> TASK TO COMPLETE
Reproduce each of the lines word for word.

> DATA LISTING

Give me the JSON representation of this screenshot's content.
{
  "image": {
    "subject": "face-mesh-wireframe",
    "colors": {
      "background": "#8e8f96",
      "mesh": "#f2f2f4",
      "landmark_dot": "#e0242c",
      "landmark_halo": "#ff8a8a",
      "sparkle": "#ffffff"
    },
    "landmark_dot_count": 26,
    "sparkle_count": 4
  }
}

> COMPLETED TASK
Give me the JSON representation of this screenshot's content.
{
  "image": {
    "subject": "face-mesh-wireframe",
    "colors": {
      "background": "#8e8f96",
      "mesh": "#f2f2f4",
      "landmark_dot": "#e0242c",
      "landmark_halo": "#ff8a8a",
      "sparkle": "#ffffff"
    },
    "landmark_dot_count": 26,
    "sparkle_count": 4
  }
}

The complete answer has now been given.